— Problem to solve —
Take the records underneath and set them down exactly.

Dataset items

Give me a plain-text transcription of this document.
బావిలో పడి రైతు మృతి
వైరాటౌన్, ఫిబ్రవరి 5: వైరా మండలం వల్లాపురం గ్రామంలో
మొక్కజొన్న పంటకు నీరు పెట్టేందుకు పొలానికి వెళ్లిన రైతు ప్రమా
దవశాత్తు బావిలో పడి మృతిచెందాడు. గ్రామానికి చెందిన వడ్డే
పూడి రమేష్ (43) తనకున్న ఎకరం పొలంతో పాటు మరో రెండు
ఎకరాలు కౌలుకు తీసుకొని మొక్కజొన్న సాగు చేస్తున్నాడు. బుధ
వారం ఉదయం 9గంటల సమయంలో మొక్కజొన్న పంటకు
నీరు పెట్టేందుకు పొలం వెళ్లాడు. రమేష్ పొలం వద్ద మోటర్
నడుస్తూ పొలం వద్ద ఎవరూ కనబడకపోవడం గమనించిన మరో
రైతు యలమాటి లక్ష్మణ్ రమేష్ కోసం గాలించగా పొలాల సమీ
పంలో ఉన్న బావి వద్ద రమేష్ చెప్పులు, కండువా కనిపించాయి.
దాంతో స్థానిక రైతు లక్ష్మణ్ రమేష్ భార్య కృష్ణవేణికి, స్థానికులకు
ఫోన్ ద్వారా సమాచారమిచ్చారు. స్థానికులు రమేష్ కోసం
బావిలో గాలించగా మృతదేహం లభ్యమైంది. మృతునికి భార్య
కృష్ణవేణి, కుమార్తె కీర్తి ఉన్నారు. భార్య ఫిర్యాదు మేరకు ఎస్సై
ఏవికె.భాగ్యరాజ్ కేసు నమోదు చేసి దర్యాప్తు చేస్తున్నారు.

— Exercise answer —
Give me a plain-text transcription of this document.
బావిలో పడి రైతు మృతి
వైరాటౌన్, ఫిబ్రవరి 5: వైరా మండలం వల్లాపురం గ్రామంలో
మొక్కజొన్న పంటకు నీరు పెట్టేందుకు పొలానికి వెళ్లిన రైతు ప్రమా
దవశాత్తు బావిలో పడి మృతిచెందాడు. గ్రామానికి చెందిన వడ్డే
పూడి రమేష్ (43) తనకున్న ఎకరం పొలంతో పాటు మరో రెండు
ఎకరాలు కౌలుకు తీసుకొని మొక్కజొన్న సాగు చేస్తున్నాడు. బుధ
వారం ఉదయం 9గంటల సమయంలో మొక్కజొన్న పంటకు
నీరు పెట్టేందుకు పొలం వెళ్లాడు. రమేష్ పొలం వద్ద మోటర్
నడుస్తూ పొలం వద్ద ఎవరూ కనబడకపోవడం గమనించిన మరో
రైతు యలమాటి లక్ష్మణ్ రమేష్ కోసం గాలించగా పొలాల సమీ
పంలో ఉన్న బావి వద్ద రమేష్ చెప్పులు, కండువా కనిపించాయి.
దాంతో స్థానిక రైతు లక్ష్మణ్ రమేష్ భార్య కృష్ణవేణికి, స్థానికులకు
ఫోన్ ద్వారా సమాచారమిచ్చారు. స్థానికులు రమేష్ కోసం
బావిలో గాలించగా మృతదేహం లభ్యమైంది. మృతునికి భార్య
కృష్ణవేణి, కుమార్తె కీర్తి ఉన్నారు. భార్య ఫిర్యాదు మేరకు ఎస్సై
ఏవికె.భాగ్యరాజ్ కేసు నమోదు చేసి దర్యాప్తు చేస్తున్నారు.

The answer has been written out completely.